## [Task requirements]
Look through the data for the string "name". Copy every line where it is found.

## [Records for processing]

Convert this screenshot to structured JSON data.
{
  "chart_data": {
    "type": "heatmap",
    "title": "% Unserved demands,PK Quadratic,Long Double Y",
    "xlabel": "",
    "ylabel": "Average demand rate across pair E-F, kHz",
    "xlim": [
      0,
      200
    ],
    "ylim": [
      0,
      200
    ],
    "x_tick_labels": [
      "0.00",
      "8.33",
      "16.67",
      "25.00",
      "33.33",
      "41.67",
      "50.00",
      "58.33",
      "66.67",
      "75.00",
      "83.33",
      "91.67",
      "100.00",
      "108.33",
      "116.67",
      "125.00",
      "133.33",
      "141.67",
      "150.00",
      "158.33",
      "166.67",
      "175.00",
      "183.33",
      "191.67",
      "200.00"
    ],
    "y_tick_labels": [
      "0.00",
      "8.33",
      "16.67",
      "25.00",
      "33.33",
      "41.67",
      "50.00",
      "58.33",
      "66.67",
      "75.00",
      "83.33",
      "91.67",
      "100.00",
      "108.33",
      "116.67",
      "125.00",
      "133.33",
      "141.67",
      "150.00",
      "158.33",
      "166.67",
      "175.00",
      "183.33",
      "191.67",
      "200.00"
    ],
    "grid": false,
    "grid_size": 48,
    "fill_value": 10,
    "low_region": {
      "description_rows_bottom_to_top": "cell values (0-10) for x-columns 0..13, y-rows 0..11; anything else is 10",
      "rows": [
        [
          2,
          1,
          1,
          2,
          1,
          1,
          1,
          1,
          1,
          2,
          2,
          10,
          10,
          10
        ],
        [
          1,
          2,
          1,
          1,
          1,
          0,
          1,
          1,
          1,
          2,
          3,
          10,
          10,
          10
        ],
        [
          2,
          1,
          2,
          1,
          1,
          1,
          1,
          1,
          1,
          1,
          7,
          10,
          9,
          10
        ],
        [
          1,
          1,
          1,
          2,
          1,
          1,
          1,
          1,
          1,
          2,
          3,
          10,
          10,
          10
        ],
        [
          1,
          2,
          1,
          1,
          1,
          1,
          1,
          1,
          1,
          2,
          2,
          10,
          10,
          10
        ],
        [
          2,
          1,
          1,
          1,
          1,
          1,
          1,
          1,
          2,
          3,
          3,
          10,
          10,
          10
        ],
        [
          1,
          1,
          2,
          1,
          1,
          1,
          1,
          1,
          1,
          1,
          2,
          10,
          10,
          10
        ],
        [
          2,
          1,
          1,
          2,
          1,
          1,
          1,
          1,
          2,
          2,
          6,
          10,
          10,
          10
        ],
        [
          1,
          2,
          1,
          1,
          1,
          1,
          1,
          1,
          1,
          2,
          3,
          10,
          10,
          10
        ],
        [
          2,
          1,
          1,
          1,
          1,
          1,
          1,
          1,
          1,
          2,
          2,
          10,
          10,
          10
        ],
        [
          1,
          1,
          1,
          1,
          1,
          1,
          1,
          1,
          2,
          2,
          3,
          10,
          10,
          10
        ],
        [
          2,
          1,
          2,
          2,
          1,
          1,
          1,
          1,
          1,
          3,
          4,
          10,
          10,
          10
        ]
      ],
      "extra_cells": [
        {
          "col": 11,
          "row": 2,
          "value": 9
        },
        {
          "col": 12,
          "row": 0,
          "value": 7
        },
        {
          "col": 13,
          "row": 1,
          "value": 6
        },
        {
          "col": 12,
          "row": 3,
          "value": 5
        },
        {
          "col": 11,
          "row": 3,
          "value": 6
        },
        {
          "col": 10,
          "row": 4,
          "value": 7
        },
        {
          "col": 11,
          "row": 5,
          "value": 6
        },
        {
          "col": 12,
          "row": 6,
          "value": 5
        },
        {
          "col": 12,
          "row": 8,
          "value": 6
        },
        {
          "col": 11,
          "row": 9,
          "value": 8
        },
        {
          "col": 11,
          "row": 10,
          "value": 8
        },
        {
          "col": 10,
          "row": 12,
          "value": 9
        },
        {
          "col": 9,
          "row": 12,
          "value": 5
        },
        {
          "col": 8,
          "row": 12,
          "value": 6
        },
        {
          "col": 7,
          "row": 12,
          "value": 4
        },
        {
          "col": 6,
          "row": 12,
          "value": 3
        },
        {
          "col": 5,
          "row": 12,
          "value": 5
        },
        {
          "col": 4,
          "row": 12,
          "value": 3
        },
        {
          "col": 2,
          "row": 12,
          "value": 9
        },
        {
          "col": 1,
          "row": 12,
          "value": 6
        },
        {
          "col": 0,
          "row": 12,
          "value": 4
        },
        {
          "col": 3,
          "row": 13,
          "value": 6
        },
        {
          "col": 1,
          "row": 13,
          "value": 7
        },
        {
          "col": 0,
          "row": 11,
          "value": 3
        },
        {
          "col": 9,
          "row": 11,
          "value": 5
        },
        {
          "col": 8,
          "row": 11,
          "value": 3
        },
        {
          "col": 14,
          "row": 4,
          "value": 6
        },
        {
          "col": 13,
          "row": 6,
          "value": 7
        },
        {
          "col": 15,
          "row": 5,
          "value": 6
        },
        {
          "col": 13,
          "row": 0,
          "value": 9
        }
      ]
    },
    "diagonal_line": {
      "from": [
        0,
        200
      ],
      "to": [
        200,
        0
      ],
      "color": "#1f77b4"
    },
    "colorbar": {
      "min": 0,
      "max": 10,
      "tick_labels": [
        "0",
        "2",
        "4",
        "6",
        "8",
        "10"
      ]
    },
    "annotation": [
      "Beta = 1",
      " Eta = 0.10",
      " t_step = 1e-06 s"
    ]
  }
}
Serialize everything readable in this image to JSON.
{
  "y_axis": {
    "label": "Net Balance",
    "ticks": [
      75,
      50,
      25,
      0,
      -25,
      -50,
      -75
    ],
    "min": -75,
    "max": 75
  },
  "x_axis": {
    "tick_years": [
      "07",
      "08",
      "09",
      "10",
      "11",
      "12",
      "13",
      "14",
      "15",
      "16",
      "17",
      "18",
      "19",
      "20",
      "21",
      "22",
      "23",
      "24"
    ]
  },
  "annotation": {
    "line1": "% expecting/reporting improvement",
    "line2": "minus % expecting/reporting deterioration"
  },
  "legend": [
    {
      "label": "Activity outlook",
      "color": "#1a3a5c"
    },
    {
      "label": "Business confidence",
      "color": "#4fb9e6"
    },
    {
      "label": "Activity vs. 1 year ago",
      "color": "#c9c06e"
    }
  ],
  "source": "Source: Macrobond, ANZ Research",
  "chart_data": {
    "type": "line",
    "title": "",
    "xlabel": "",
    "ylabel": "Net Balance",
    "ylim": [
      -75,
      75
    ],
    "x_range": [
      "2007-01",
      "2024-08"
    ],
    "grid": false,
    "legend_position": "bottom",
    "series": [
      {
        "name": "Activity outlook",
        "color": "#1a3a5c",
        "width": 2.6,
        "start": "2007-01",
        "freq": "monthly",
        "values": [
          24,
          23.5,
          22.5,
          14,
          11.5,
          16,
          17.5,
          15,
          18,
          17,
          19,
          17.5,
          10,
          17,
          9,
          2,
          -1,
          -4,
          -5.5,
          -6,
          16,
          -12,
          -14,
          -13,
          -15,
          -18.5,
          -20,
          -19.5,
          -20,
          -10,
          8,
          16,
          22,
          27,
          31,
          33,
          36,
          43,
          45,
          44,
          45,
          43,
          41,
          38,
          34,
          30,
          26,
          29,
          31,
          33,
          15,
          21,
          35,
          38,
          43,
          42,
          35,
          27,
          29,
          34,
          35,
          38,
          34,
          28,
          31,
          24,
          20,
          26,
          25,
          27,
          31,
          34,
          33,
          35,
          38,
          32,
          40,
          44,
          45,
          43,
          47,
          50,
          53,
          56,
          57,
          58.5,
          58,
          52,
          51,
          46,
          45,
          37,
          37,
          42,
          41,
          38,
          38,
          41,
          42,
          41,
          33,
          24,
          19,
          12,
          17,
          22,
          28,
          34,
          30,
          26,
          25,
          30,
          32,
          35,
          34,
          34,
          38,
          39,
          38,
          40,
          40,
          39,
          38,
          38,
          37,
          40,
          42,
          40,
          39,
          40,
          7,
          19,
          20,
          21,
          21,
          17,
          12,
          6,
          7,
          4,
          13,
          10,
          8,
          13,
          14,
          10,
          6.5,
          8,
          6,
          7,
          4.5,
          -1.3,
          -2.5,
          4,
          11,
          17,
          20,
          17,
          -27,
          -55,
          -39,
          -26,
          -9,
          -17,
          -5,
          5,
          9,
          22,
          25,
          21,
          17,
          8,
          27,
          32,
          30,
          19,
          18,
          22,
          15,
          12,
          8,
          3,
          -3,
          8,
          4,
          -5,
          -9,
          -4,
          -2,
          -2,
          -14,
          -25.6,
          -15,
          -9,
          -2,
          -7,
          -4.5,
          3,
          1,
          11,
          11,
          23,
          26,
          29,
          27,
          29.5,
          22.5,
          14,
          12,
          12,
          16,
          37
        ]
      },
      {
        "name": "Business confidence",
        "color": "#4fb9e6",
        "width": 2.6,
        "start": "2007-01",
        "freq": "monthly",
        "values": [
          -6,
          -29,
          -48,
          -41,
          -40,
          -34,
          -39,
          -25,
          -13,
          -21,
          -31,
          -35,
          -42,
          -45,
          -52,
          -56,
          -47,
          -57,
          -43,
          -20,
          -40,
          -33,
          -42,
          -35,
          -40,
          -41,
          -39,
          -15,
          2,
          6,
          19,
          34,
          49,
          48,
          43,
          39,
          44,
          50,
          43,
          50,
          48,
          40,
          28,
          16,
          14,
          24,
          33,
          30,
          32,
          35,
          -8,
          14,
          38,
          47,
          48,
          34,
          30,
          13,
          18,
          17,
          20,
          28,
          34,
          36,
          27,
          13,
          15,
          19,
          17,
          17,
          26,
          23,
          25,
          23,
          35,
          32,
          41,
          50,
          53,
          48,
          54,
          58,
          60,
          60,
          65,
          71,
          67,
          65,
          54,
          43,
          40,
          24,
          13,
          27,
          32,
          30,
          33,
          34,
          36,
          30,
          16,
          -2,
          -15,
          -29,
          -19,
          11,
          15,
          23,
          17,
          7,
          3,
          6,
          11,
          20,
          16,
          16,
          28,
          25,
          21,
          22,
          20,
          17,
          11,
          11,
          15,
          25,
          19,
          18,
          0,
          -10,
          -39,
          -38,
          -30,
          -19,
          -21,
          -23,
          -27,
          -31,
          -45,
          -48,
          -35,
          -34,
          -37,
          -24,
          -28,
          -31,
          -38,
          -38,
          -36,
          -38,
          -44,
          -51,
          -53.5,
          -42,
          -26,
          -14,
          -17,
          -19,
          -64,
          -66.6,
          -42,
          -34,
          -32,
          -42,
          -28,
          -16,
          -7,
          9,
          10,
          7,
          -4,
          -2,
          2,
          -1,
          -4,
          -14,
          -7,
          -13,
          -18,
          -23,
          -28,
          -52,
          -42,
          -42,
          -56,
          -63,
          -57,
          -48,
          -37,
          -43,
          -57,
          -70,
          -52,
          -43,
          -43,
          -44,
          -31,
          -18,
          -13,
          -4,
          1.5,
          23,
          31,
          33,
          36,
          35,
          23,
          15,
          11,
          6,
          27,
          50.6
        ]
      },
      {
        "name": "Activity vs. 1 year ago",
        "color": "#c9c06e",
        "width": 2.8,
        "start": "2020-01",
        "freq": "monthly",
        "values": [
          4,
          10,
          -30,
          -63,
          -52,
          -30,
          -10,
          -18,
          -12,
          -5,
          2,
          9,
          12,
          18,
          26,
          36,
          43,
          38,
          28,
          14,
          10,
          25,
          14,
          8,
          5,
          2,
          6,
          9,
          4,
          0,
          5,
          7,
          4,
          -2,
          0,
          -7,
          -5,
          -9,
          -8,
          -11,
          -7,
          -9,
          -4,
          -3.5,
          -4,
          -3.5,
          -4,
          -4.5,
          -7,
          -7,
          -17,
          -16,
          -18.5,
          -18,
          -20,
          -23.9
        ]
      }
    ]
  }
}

## [Output for this task]
        "name": "Activity outlook",
        "name": "Business confidence",
        "name": "Activity vs. 1 year ago",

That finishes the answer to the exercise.